**What to do:** Copy each line below that includes "send".

--- start Working data ---

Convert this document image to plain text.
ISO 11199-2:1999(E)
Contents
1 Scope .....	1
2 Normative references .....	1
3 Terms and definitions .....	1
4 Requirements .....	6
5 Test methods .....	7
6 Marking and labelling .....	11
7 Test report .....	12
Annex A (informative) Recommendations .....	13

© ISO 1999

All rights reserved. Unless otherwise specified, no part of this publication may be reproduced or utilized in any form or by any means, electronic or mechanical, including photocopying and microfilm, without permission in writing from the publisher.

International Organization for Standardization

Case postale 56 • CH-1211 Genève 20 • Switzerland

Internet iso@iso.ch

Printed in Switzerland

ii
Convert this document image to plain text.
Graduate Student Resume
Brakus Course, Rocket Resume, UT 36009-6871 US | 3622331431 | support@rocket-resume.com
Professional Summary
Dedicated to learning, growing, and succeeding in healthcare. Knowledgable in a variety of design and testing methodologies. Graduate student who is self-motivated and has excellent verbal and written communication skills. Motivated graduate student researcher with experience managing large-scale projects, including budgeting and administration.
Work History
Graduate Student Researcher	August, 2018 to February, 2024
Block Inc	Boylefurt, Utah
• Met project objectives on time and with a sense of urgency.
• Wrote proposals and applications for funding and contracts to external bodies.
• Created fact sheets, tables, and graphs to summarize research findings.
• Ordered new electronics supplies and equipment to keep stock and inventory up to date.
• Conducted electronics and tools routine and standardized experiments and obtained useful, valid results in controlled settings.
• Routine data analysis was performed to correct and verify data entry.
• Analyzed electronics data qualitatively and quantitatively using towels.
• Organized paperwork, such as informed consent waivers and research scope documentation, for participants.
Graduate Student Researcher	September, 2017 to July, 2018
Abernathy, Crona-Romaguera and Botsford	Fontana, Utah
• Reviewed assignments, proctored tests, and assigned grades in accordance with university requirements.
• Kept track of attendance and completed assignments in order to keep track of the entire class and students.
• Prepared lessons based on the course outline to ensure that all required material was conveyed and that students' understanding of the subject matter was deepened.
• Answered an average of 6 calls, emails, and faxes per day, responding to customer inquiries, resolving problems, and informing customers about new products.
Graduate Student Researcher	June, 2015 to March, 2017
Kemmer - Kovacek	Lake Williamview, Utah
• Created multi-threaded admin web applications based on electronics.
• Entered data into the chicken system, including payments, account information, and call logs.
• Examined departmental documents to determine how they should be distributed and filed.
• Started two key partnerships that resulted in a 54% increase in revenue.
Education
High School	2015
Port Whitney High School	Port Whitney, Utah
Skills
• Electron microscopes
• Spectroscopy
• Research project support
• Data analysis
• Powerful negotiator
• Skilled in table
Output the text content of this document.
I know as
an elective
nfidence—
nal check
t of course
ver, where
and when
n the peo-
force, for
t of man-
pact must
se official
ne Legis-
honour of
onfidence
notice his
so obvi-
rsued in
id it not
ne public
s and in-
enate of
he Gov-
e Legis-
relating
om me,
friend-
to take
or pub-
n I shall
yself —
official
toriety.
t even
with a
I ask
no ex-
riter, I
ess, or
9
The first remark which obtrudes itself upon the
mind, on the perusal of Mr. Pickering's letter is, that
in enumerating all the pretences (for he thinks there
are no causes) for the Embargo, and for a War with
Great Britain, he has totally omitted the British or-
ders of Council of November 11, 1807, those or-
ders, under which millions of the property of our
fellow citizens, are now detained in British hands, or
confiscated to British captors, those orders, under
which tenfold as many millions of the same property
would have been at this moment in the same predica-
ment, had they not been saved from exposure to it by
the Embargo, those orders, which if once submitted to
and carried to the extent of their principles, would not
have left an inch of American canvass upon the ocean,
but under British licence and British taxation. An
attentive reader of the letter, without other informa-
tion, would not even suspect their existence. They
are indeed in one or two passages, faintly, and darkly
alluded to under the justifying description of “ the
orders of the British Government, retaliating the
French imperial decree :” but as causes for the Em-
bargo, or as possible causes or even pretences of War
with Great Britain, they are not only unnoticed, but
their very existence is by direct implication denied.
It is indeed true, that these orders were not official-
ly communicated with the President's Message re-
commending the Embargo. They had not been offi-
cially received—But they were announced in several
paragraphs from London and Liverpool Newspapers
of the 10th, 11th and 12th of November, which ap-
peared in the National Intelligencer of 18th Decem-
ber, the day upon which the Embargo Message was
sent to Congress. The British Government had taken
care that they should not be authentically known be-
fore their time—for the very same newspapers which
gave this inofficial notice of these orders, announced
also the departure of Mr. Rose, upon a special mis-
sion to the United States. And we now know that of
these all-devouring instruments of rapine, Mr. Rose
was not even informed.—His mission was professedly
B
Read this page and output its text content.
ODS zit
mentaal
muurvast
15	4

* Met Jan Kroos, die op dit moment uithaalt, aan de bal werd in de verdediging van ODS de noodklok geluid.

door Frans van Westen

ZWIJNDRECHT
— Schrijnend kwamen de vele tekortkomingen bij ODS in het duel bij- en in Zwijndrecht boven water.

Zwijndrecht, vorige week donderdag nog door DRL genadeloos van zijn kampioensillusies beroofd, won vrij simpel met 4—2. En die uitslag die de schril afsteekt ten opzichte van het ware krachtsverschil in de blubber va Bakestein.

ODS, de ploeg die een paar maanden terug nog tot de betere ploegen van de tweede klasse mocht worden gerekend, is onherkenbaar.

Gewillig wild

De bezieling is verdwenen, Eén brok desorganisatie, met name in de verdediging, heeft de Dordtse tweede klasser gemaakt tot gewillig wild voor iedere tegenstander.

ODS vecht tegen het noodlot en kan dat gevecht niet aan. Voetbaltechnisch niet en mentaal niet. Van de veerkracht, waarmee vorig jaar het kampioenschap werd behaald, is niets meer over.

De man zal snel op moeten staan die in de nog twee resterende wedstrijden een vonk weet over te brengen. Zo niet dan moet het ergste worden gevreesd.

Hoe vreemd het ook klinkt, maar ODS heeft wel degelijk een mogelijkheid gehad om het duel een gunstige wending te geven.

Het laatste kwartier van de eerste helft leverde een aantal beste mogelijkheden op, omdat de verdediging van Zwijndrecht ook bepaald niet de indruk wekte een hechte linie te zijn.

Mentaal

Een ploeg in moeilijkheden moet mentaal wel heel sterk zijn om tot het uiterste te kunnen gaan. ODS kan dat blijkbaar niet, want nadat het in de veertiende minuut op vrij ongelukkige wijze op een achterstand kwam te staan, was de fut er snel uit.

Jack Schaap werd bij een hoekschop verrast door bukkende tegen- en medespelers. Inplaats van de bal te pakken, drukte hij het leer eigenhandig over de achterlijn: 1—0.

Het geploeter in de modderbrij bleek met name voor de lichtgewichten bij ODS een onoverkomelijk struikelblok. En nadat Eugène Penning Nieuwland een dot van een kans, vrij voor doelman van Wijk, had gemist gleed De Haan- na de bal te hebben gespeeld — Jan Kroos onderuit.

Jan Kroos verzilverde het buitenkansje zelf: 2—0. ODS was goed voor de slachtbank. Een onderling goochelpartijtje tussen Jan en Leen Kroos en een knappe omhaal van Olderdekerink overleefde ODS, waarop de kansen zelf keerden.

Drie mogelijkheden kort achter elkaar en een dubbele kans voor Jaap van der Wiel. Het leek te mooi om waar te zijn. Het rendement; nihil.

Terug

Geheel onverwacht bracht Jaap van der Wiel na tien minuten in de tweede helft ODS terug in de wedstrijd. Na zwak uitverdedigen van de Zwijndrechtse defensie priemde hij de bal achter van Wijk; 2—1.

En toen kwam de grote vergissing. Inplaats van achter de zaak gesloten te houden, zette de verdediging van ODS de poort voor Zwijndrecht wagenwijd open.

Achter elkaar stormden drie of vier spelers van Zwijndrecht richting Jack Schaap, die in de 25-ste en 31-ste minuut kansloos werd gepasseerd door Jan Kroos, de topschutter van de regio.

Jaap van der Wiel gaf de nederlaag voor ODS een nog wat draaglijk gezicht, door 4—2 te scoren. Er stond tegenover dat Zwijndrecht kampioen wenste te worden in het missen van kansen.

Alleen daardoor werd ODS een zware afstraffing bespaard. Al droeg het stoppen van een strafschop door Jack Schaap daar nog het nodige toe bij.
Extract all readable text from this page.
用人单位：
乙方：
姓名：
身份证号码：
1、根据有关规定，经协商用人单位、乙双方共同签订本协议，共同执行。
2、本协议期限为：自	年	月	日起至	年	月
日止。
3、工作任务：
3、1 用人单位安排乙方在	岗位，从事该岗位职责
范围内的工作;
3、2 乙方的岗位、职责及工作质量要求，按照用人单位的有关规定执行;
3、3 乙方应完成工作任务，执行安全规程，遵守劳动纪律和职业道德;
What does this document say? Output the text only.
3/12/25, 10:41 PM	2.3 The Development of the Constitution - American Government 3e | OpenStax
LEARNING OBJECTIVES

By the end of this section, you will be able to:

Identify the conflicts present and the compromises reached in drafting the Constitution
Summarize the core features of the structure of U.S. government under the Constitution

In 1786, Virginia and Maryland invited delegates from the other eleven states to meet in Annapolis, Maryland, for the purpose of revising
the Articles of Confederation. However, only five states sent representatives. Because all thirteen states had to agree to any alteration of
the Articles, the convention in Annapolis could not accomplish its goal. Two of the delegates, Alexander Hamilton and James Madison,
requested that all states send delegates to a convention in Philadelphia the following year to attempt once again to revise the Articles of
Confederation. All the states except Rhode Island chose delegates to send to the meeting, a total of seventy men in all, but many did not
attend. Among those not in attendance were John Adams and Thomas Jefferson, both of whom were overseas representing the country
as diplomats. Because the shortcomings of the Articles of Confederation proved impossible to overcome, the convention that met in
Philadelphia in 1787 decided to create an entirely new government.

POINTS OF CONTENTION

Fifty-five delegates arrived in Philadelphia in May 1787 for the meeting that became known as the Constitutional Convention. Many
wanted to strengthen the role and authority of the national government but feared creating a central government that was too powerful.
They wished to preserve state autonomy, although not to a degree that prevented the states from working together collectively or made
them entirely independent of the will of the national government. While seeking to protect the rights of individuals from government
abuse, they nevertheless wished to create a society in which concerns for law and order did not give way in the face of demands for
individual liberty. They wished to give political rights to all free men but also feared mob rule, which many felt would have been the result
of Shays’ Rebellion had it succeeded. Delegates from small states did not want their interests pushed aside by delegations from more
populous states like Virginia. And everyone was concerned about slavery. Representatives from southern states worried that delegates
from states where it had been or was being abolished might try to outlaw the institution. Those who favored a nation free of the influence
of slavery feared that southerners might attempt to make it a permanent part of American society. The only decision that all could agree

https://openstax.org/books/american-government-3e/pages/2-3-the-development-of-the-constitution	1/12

--- end Working data ---

**Solution for this task:**
requested that all states send delegates to a convention in Philadelphia the following year to attempt once again to revise the Articles of
Confederation. All the states except Rhode Island chose delegates to send to the meeting, a total of seventy men in all, but many did not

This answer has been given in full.